**PROBLEM:**
Extract the records in full, leaving every picture out.

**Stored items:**
******************************
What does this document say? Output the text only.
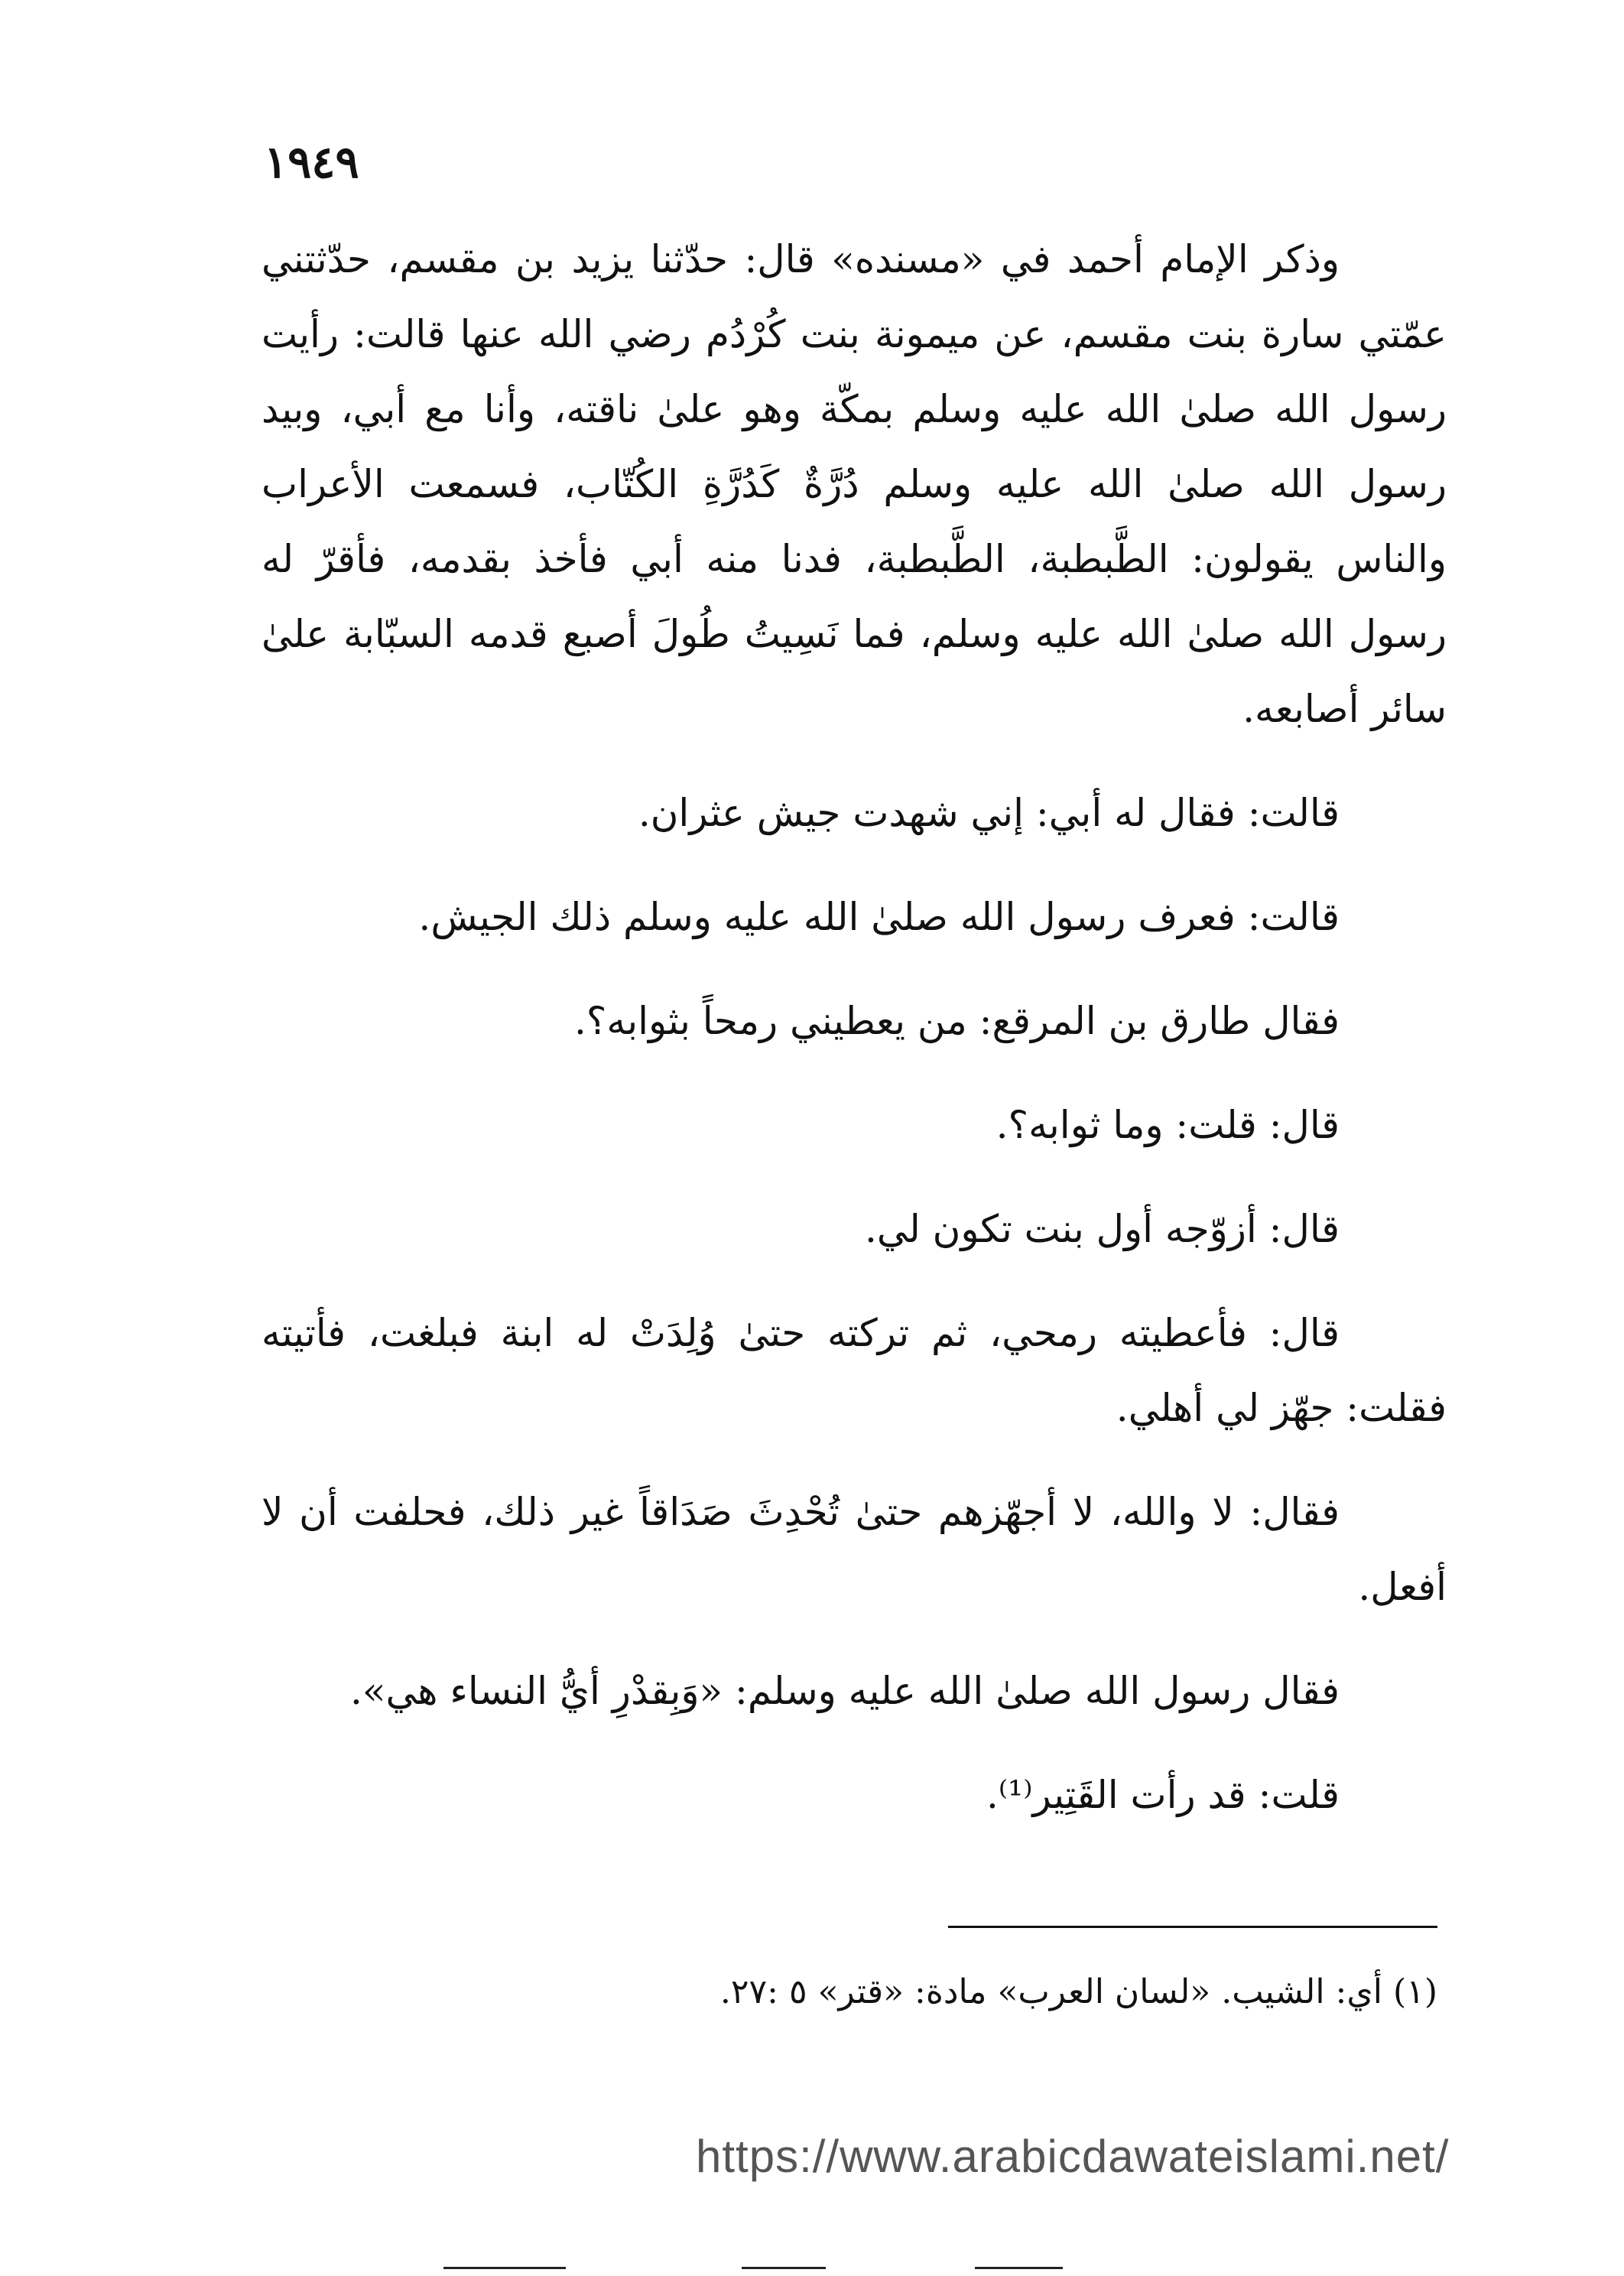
١٩٤٩

وذكر الإمام أحمد في «مسنده» قال: حدّثنا يزيد بن مقسم، حدّثتني عمّتي سارة بنت مقسم، عن ميمونة بنت كُرْدُم رضي الله عنها قالت: رأيت رسول الله صلىٰ الله عليه وسلم بمكّة وهو علىٰ ناقته، وأنا مع أبي، وبيد رسول الله صلىٰ الله عليه وسلم دُرَّةٌ كَدُرَّةِ الكُتّاب، فسمعت الأعراب والناس يقولون: الطَّبطبة، الطَّبطبة، فدنا منه أبي فأخذ بقدمه، فأقرّ له رسول الله صلىٰ الله عليه وسلم، فما نَسِيتُ طُولَ أصبع قدمه السبّابة علىٰ سائر أصابعه.

قالت: فقال له أبي: إني شهدت جيش عثران.

قالت: فعرف رسول الله صلىٰ الله عليه وسلم ذلك الجيش.

فقال طارق بن المرقع: من يعطيني رمحاً بثوابه؟.

قال: قلت: وما ثوابه؟.

قال: أزوّجه أول بنت تكون لي.

قال: فأعطيته رمحي، ثم تركته حتىٰ وُلِدَتْ له ابنة فبلغت، فأتيته فقلت: جهّز لي أهلي.

فقال: لا والله، لا أجهّزهم حتىٰ تُحْدِثَ صَدَاقاً غير ذلك، فحلفت أن لا أفعل.

فقال رسول الله صلىٰ الله عليه وسلم: «وَبِقدْرِ أيُّ النساء هي».

قلت: قد رأت القَتِير⁽¹⁾.

(١) أي: الشيب. «لسان العرب» مادة: «قتر» ٥ :٢٧.
https://www.arabicdawateislami.net/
******************************
**THE SOLUTION:**
What does this document say? Output the text only.
١٩٤٩

وذكر الإمام أحمد في «مسنده» قال: حدّثنا يزيد بن مقسم، حدّثتني عمّتي سارة بنت مقسم، عن ميمونة بنت كُرْدُم رضي الله عنها قالت: رأيت رسول الله صلىٰ الله عليه وسلم بمكّة وهو علىٰ ناقته، وأنا مع أبي، وبيد رسول الله صلىٰ الله عليه وسلم دُرَّةٌ كَدُرَّةِ الكُتّاب، فسمعت الأعراب والناس يقولون: الطَّبطبة، الطَّبطبة، فدنا منه أبي فأخذ بقدمه، فأقرّ له رسول الله صلىٰ الله عليه وسلم، فما نَسِيتُ طُولَ أصبع قدمه السبّابة علىٰ سائر أصابعه.

قالت: فقال له أبي: إني شهدت جيش عثران.

قالت: فعرف رسول الله صلىٰ الله عليه وسلم ذلك الجيش.

فقال طارق بن المرقع: من يعطيني رمحاً بثوابه؟.

قال: قلت: وما ثوابه؟.

قال: أزوّجه أول بنت تكون لي.

قال: فأعطيته رمحي، ثم تركته حتىٰ وُلِدَتْ له ابنة فبلغت، فأتيته فقلت: جهّز لي أهلي.

فقال: لا والله، لا أجهّزهم حتىٰ تُحْدِثَ صَدَاقاً غير ذلك، فحلفت أن لا أفعل.

فقال رسول الله صلىٰ الله عليه وسلم: «وَبِقدْرِ أيُّ النساء هي».

قلت: قد رأت القَتِير⁽¹⁾.

(١) أي: الشيب. «لسان العرب» مادة: «قتر» ٥ :٢٧.
https://www.arabicdawateislami.net/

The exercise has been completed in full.